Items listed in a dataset
# # # # # # #

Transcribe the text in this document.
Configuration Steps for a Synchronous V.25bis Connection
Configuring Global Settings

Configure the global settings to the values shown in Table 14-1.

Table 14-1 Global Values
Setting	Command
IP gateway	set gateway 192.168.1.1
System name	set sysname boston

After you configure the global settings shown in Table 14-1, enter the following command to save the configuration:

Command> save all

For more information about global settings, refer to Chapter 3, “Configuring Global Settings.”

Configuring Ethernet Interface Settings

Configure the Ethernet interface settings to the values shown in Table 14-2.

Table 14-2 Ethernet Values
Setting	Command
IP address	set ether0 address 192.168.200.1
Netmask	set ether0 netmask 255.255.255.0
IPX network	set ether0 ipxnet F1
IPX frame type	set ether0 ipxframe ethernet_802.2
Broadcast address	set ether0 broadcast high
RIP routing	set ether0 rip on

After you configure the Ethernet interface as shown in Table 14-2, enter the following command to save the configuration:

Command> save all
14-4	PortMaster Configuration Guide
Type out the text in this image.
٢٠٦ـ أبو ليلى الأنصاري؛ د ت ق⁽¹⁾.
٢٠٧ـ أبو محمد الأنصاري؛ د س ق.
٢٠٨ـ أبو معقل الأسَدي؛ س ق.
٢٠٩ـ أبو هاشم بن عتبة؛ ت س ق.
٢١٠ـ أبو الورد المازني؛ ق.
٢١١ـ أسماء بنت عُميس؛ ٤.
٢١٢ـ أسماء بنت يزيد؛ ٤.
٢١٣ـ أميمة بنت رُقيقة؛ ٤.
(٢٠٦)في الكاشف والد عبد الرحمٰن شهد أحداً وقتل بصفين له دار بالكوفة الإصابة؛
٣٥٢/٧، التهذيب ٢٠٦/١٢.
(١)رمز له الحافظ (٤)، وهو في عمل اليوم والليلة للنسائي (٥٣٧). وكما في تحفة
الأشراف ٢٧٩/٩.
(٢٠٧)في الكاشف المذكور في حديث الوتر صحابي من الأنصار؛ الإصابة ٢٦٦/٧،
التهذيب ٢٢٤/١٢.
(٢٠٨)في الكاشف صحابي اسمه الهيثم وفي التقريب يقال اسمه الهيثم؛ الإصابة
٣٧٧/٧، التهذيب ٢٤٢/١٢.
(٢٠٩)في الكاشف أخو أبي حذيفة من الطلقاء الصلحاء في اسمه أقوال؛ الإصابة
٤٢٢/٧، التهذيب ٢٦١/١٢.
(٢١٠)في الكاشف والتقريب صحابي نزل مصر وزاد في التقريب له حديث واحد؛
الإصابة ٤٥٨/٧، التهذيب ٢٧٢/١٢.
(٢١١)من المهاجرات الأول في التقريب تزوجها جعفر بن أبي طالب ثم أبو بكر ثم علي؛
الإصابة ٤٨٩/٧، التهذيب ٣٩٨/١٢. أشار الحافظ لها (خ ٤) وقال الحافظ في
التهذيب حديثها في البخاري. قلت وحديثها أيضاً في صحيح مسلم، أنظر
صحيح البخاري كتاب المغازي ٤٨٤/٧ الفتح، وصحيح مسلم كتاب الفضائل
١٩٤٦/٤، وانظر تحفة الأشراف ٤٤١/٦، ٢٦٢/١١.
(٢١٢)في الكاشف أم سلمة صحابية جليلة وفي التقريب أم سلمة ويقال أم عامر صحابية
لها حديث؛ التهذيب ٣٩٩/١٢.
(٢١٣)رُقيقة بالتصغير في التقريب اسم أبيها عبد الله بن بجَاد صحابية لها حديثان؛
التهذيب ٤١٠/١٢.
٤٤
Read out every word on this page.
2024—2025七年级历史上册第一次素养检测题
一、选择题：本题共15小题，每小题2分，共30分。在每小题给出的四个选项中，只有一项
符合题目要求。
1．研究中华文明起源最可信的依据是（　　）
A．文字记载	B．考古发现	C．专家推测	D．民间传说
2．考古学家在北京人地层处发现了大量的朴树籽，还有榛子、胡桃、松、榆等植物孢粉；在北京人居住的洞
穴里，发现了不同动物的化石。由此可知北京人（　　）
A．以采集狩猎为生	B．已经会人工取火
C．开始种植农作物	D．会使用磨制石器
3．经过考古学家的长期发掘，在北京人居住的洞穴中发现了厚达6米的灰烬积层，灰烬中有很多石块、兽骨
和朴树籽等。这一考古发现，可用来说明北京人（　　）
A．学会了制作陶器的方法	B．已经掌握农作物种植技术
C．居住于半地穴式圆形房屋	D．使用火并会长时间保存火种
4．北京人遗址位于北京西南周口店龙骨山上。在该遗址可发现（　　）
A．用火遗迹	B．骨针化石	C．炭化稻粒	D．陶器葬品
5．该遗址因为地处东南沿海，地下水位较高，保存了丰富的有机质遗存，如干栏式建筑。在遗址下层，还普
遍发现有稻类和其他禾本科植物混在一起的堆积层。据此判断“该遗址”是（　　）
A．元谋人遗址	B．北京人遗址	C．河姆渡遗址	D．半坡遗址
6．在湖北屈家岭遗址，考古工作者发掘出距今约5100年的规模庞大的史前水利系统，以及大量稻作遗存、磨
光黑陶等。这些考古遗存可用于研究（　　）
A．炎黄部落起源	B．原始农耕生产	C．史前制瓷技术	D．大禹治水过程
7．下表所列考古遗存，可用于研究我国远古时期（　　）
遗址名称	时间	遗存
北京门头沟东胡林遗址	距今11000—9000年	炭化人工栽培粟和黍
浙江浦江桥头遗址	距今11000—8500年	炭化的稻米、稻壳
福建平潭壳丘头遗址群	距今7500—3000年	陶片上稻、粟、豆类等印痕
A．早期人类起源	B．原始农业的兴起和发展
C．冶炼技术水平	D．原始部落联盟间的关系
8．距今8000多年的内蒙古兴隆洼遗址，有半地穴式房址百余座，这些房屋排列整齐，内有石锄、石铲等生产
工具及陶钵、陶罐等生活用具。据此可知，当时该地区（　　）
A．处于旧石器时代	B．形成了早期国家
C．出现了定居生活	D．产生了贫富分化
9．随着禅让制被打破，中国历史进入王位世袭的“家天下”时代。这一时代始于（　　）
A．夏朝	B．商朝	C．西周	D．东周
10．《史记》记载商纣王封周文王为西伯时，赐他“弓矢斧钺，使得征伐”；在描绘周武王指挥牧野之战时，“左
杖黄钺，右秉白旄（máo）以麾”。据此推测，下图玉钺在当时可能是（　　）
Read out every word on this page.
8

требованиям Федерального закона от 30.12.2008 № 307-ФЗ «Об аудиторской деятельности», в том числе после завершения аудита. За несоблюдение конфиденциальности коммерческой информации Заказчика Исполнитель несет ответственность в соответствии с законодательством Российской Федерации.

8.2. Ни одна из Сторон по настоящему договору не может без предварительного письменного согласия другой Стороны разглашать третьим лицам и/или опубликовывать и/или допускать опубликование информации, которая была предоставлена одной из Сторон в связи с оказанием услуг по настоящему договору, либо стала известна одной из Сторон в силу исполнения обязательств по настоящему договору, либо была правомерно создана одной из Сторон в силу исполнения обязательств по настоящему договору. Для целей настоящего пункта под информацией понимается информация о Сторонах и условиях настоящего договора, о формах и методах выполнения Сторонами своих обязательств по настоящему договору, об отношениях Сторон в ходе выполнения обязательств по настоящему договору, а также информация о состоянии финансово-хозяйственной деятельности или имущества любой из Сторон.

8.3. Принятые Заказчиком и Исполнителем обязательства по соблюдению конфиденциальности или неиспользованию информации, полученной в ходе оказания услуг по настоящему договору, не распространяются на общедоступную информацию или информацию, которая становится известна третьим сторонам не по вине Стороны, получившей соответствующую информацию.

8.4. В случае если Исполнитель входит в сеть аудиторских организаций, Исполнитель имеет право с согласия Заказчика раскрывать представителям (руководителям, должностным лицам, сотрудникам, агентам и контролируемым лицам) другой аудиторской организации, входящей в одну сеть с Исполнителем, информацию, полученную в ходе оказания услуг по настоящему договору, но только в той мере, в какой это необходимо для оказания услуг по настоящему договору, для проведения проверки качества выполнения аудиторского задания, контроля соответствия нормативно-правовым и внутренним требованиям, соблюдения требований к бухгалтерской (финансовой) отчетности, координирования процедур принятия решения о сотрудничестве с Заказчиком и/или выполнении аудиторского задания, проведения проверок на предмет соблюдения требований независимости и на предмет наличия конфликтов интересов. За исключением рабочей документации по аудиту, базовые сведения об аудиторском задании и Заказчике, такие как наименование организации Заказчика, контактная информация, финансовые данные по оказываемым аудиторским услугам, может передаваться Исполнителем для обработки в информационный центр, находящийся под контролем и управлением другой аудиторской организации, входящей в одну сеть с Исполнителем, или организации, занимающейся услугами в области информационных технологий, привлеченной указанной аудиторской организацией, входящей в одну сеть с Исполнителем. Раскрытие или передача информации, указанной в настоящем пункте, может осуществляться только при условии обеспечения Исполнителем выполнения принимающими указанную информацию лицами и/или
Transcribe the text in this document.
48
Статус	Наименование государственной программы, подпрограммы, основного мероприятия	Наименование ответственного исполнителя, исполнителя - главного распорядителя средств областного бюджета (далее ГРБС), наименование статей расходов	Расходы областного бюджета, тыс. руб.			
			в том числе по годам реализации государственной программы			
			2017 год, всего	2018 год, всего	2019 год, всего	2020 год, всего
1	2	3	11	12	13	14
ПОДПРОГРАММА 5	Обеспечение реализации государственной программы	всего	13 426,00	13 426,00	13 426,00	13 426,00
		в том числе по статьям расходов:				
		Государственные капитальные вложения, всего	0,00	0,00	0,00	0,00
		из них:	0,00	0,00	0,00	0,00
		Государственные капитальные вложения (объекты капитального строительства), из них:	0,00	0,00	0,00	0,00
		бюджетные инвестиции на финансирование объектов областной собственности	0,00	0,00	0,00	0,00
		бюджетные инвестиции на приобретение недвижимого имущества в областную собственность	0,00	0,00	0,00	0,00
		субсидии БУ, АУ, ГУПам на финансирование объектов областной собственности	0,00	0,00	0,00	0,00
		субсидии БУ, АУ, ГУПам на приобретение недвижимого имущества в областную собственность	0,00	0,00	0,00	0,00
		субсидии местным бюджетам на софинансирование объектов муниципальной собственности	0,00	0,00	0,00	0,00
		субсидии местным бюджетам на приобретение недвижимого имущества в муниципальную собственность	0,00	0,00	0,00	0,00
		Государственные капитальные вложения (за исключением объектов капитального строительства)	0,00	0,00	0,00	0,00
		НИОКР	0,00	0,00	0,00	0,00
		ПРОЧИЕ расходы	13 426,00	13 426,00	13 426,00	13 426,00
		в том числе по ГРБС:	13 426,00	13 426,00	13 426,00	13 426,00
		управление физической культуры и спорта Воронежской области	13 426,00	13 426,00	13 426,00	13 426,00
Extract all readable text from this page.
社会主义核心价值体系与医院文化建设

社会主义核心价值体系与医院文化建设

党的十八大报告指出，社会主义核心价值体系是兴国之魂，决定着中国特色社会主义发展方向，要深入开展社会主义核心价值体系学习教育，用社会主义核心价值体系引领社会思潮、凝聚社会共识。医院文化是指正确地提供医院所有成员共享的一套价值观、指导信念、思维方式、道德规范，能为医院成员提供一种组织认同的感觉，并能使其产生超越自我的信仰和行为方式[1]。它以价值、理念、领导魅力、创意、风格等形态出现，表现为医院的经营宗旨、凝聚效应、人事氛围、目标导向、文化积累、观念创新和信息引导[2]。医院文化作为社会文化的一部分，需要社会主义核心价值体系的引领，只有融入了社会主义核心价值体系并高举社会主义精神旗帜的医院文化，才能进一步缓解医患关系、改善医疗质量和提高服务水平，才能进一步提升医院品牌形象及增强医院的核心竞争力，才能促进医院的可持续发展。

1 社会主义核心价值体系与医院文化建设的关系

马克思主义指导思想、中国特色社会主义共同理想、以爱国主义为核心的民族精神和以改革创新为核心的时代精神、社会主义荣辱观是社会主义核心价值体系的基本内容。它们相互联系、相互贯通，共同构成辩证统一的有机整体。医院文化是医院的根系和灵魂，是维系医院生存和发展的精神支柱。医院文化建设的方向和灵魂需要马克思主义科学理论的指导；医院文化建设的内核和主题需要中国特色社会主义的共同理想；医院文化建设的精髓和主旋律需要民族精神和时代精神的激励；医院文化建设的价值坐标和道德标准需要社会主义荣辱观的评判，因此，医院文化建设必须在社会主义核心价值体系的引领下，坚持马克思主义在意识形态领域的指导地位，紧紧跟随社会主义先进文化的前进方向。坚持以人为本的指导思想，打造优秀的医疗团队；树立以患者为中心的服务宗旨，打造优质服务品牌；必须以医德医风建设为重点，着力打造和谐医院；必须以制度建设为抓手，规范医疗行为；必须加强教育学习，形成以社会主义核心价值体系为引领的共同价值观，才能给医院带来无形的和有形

# # # # # # #

▸ What you should do
Find the line containing "Extract all readable text from this page.", then output it and every line after it to the end of the data, exactly.

▸ Result for this task
Extract all readable text from this page.
社会主义核心价值体系与医院文化建设

社会主义核心价值体系与医院文化建设

党的十八大报告指出，社会主义核心价值体系是兴国之魂，决定着中国特色社会主义发展方向，要深入开展社会主义核心价值体系学习教育，用社会主义核心价值体系引领社会思潮、凝聚社会共识。医院文化是指正确地提供医院所有成员共享的一套价值观、指导信念、思维方式、道德规范，能为医院成员提供一种组织认同的感觉，并能使其产生超越自我的信仰和行为方式[1]。它以价值、理念、领导魅力、创意、风格等形态出现，表现为医院的经营宗旨、凝聚效应、人事氛围、目标导向、文化积累、观念创新和信息引导[2]。医院文化作为社会文化的一部分，需要社会主义核心价值体系的引领，只有融入了社会主义核心价值体系并高举社会主义精神旗帜的医院文化，才能进一步缓解医患关系、改善医疗质量和提高服务水平，才能进一步提升医院品牌形象及增强医院的核心竞争力，才能促进医院的可持续发展。

1 社会主义核心价值体系与医院文化建设的关系

马克思主义指导思想、中国特色社会主义共同理想、以爱国主义为核心的民族精神和以改革创新为核心的时代精神、社会主义荣辱观是社会主义核心价值体系的基本内容。它们相互联系、相互贯通，共同构成辩证统一的有机整体。医院文化是医院的根系和灵魂，是维系医院生存和发展的精神支柱。医院文化建设的方向和灵魂需要马克思主义科学理论的指导；医院文化建设的内核和主题需要中国特色社会主义的共同理想；医院文化建设的精髓和主旋律需要民族精神和时代精神的激励；医院文化建设的价值坐标和道德标准需要社会主义荣辱观的评判，因此，医院文化建设必须在社会主义核心价值体系的引领下，坚持马克思主义在意识形态领域的指导地位，紧紧跟随社会主义先进文化的前进方向。坚持以人为本的指导思想，打造优秀的医疗团队；树立以患者为中心的服务宗旨，打造优质服务品牌；必须以医德医风建设为重点，着力打造和谐医院；必须以制度建设为抓手，规范医疗行为；必须加强教育学习，形成以社会主义核心价值体系为引领的共同价值观，才能给医院带来无形的和有形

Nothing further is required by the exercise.